- [Challenge]:
Every line that holds the string "title" is to be identified and copied.

- [Material for the task]:
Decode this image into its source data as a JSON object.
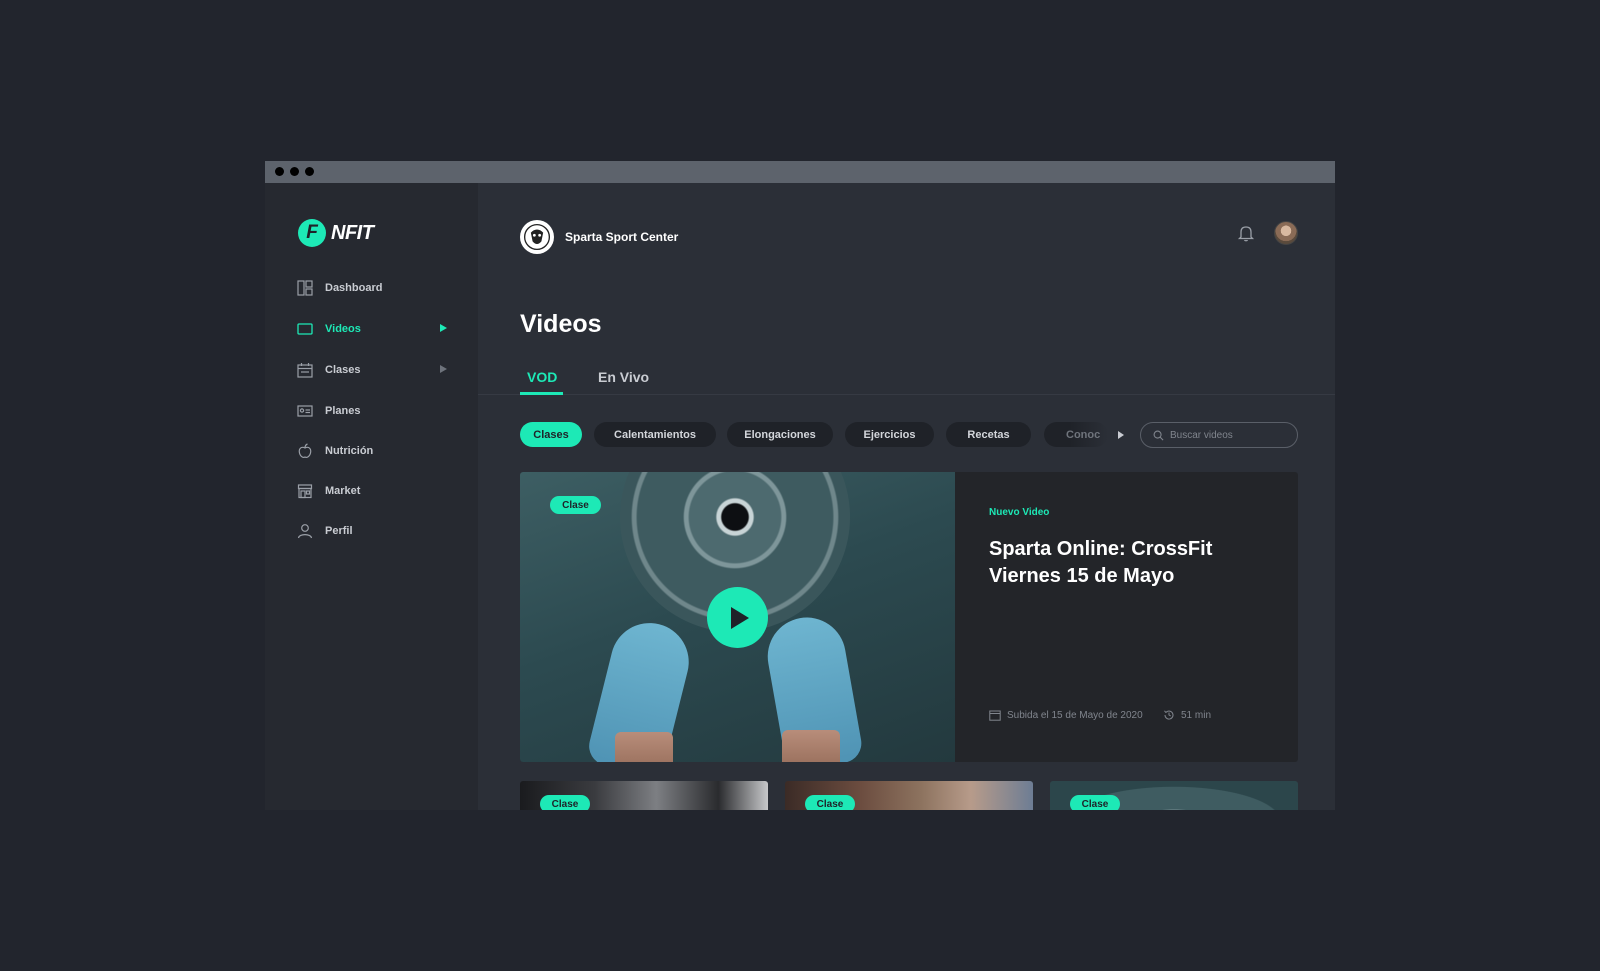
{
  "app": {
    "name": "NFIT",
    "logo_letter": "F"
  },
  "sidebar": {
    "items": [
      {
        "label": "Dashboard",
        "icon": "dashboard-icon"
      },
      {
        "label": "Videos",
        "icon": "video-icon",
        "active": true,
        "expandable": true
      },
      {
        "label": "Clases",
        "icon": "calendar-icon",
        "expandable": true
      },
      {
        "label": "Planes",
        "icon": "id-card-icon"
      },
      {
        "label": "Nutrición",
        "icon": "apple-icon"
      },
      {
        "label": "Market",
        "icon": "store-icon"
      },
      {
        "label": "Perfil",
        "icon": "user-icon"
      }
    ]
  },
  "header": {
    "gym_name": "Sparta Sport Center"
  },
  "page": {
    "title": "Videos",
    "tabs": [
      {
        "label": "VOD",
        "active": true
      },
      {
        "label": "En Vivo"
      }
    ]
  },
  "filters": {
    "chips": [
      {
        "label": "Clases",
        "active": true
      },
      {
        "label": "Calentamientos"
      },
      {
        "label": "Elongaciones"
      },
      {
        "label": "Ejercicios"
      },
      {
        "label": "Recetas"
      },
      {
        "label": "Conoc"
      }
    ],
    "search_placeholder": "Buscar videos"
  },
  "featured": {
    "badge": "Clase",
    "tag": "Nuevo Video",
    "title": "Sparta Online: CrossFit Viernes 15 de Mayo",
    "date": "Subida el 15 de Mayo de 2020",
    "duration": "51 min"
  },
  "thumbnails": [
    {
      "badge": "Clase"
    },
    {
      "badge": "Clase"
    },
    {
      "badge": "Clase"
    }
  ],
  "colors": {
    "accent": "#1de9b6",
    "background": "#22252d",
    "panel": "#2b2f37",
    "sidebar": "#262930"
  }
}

- [Solution for this exercise]:
    "title": "Videos",
    "title": "Sparta Online: CrossFit Viernes 15 de Mayo",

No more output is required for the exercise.